## What is being asked
Output the material beneath this task exactly, images excluded.

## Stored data
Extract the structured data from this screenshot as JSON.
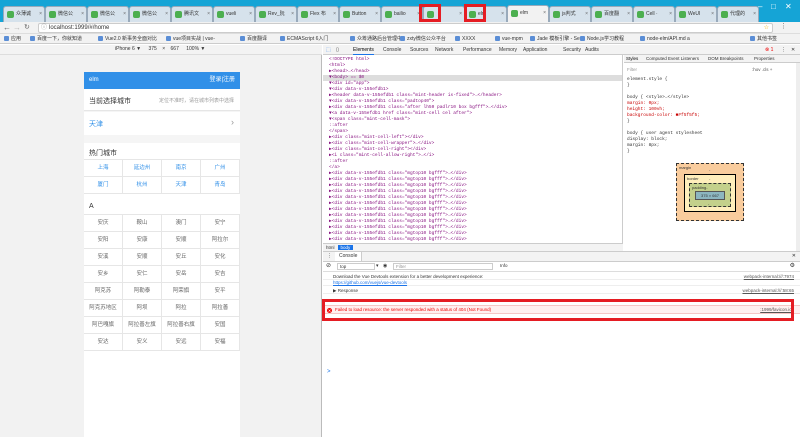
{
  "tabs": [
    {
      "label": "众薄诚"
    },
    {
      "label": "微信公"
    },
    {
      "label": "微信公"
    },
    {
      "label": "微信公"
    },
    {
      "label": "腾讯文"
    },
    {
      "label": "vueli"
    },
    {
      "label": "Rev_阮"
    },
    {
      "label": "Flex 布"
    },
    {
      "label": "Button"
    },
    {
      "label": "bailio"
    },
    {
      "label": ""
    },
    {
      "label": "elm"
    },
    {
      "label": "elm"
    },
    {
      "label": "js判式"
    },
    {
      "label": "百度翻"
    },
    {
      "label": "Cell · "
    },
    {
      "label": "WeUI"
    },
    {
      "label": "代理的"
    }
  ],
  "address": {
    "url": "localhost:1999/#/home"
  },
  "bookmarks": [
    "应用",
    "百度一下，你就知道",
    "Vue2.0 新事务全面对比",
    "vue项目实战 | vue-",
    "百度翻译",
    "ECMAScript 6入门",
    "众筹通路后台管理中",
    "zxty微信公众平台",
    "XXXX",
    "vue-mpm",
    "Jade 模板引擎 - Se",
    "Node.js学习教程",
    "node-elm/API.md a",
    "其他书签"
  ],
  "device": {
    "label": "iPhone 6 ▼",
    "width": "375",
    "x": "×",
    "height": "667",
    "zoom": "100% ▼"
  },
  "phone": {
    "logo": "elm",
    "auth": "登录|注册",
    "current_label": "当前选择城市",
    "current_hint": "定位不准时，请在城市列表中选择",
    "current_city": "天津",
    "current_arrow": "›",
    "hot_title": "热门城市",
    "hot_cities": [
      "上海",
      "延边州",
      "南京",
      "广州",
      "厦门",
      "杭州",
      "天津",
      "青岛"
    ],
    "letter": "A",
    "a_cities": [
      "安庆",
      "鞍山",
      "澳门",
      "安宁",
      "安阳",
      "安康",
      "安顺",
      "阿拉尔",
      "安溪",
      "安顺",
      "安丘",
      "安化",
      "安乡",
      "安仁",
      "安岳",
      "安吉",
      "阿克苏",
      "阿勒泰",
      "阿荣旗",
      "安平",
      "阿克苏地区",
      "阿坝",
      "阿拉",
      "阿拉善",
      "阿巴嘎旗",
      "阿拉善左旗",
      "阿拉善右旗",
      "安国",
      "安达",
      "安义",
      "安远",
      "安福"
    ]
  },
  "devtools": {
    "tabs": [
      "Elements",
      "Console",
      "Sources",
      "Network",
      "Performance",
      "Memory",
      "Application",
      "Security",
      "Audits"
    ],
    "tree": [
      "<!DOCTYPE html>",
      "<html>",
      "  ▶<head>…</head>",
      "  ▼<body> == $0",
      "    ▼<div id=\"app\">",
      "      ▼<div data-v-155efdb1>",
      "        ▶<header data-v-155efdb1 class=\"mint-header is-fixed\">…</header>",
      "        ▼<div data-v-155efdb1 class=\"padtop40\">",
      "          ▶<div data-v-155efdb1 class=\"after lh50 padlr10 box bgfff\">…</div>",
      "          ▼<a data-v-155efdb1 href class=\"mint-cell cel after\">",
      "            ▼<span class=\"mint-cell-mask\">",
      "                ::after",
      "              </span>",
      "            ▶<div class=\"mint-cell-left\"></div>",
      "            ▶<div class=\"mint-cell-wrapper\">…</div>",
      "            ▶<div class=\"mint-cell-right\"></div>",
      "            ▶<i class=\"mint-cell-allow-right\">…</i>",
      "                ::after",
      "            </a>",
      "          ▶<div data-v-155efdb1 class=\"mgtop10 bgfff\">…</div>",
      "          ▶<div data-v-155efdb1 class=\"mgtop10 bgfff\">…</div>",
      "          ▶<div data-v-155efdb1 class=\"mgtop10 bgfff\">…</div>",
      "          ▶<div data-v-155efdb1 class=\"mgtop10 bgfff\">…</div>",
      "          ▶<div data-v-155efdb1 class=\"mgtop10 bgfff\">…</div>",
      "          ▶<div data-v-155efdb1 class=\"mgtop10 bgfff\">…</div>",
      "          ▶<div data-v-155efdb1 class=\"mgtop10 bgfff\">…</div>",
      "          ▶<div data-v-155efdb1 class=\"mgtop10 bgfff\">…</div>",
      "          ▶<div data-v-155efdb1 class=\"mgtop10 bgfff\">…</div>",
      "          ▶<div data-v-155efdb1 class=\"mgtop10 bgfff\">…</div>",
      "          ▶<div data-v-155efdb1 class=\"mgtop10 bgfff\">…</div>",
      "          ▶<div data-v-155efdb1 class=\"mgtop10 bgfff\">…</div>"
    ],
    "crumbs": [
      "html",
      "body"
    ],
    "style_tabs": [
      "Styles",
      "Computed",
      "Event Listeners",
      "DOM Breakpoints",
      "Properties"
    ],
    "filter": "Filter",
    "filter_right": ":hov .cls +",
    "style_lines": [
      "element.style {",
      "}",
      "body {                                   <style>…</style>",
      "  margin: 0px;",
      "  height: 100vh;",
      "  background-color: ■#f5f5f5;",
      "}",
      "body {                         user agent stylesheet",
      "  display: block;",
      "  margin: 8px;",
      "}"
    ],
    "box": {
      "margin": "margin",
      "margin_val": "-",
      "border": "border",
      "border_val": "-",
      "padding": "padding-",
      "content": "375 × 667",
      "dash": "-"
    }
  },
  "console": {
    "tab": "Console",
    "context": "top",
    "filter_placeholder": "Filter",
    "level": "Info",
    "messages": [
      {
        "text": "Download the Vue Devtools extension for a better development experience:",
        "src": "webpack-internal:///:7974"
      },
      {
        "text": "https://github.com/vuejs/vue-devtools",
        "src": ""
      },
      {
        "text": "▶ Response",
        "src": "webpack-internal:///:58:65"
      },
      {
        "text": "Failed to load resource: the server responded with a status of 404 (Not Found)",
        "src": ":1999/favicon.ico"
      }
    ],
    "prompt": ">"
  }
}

## Solution
Extract the structured data from this screenshot as JSON.
{
  "tabs": [
    {
      "label": "众薄诚"
    },
    {
      "label": "微信公"
    },
    {
      "label": "微信公"
    },
    {
      "label": "微信公"
    },
    {
      "label": "腾讯文"
    },
    {
      "label": "vueli"
    },
    {
      "label": "Rev_阮"
    },
    {
      "label": "Flex 布"
    },
    {
      "label": "Button"
    },
    {
      "label": "bailio"
    },
    {
      "label": ""
    },
    {
      "label": "elm"
    },
    {
      "label": "elm"
    },
    {
      "label": "js判式"
    },
    {
      "label": "百度翻"
    },
    {
      "label": "Cell · "
    },
    {
      "label": "WeUI"
    },
    {
      "label": "代理的"
    }
  ],
  "address": {
    "url": "localhost:1999/#/home"
  },
  "bookmarks": [
    "应用",
    "百度一下，你就知道",
    "Vue2.0 新事务全面对比",
    "vue项目实战 | vue-",
    "百度翻译",
    "ECMAScript 6入门",
    "众筹通路后台管理中",
    "zxty微信公众平台",
    "XXXX",
    "vue-mpm",
    "Jade 模板引擎 - Se",
    "Node.js学习教程",
    "node-elm/API.md a",
    "其他书签"
  ],
  "device": {
    "label": "iPhone 6 ▼",
    "width": "375",
    "x": "×",
    "height": "667",
    "zoom": "100% ▼"
  },
  "phone": {
    "logo": "elm",
    "auth": "登录|注册",
    "current_label": "当前选择城市",
    "current_hint": "定位不准时，请在城市列表中选择",
    "current_city": "天津",
    "current_arrow": "›",
    "hot_title": "热门城市",
    "hot_cities": [
      "上海",
      "延边州",
      "南京",
      "广州",
      "厦门",
      "杭州",
      "天津",
      "青岛"
    ],
    "letter": "A",
    "a_cities": [
      "安庆",
      "鞍山",
      "澳门",
      "安宁",
      "安阳",
      "安康",
      "安顺",
      "阿拉尔",
      "安溪",
      "安顺",
      "安丘",
      "安化",
      "安乡",
      "安仁",
      "安岳",
      "安吉",
      "阿克苏",
      "阿勒泰",
      "阿荣旗",
      "安平",
      "阿克苏地区",
      "阿坝",
      "阿拉",
      "阿拉善",
      "阿巴嘎旗",
      "阿拉善左旗",
      "阿拉善右旗",
      "安国",
      "安达",
      "安义",
      "安远",
      "安福"
    ]
  },
  "devtools": {
    "tabs": [
      "Elements",
      "Console",
      "Sources",
      "Network",
      "Performance",
      "Memory",
      "Application",
      "Security",
      "Audits"
    ],
    "tree": [
      "<!DOCTYPE html>",
      "<html>",
      "  ▶<head>…</head>",
      "  ▼<body> == $0",
      "    ▼<div id=\"app\">",
      "      ▼<div data-v-155efdb1>",
      "        ▶<header data-v-155efdb1 class=\"mint-header is-fixed\">…</header>",
      "        ▼<div data-v-155efdb1 class=\"padtop40\">",
      "          ▶<div data-v-155efdb1 class=\"after lh50 padlr10 box bgfff\">…</div>",
      "          ▼<a data-v-155efdb1 href class=\"mint-cell cel after\">",
      "            ▼<span class=\"mint-cell-mask\">",
      "                ::after",
      "              </span>",
      "            ▶<div class=\"mint-cell-left\"></div>",
      "            ▶<div class=\"mint-cell-wrapper\">…</div>",
      "            ▶<div class=\"mint-cell-right\"></div>",
      "            ▶<i class=\"mint-cell-allow-right\">…</i>",
      "                ::after",
      "            </a>",
      "          ▶<div data-v-155efdb1 class=\"mgtop10 bgfff\">…</div>",
      "          ▶<div data-v-155efdb1 class=\"mgtop10 bgfff\">…</div>",
      "          ▶<div data-v-155efdb1 class=\"mgtop10 bgfff\">…</div>",
      "          ▶<div data-v-155efdb1 class=\"mgtop10 bgfff\">…</div>",
      "          ▶<div data-v-155efdb1 class=\"mgtop10 bgfff\">…</div>",
      "          ▶<div data-v-155efdb1 class=\"mgtop10 bgfff\">…</div>",
      "          ▶<div data-v-155efdb1 class=\"mgtop10 bgfff\">…</div>",
      "          ▶<div data-v-155efdb1 class=\"mgtop10 bgfff\">…</div>",
      "          ▶<div data-v-155efdb1 class=\"mgtop10 bgfff\">…</div>",
      "          ▶<div data-v-155efdb1 class=\"mgtop10 bgfff\">…</div>",
      "          ▶<div data-v-155efdb1 class=\"mgtop10 bgfff\">…</div>",
      "          ▶<div data-v-155efdb1 class=\"mgtop10 bgfff\">…</div>"
    ],
    "crumbs": [
      "html",
      "body"
    ],
    "style_tabs": [
      "Styles",
      "Computed",
      "Event Listeners",
      "DOM Breakpoints",
      "Properties"
    ],
    "filter": "Filter",
    "filter_right": ":hov .cls +",
    "style_lines": [
      "element.style {",
      "}",
      "body {                                   <style>…</style>",
      "  margin: 0px;",
      "  height: 100vh;",
      "  background-color: ■#f5f5f5;",
      "}",
      "body {                         user agent stylesheet",
      "  display: block;",
      "  margin: 8px;",
      "}"
    ],
    "box": {
      "margin": "margin",
      "margin_val": "-",
      "border": "border",
      "border_val": "-",
      "padding": "padding-",
      "content": "375 × 667",
      "dash": "-"
    }
  },
  "console": {
    "tab": "Console",
    "context": "top",
    "filter_placeholder": "Filter",
    "level": "Info",
    "messages": [
      {
        "text": "Download the Vue Devtools extension for a better development experience:",
        "src": "webpack-internal:///:7974"
      },
      {
        "text": "https://github.com/vuejs/vue-devtools",
        "src": ""
      },
      {
        "text": "▶ Response",
        "src": "webpack-internal:///:58:65"
      },
      {
        "text": "Failed to load resource: the server responded with a status of 404 (Not Found)",
        "src": ":1999/favicon.ico"
      }
    ],
    "prompt": ">"
  }
}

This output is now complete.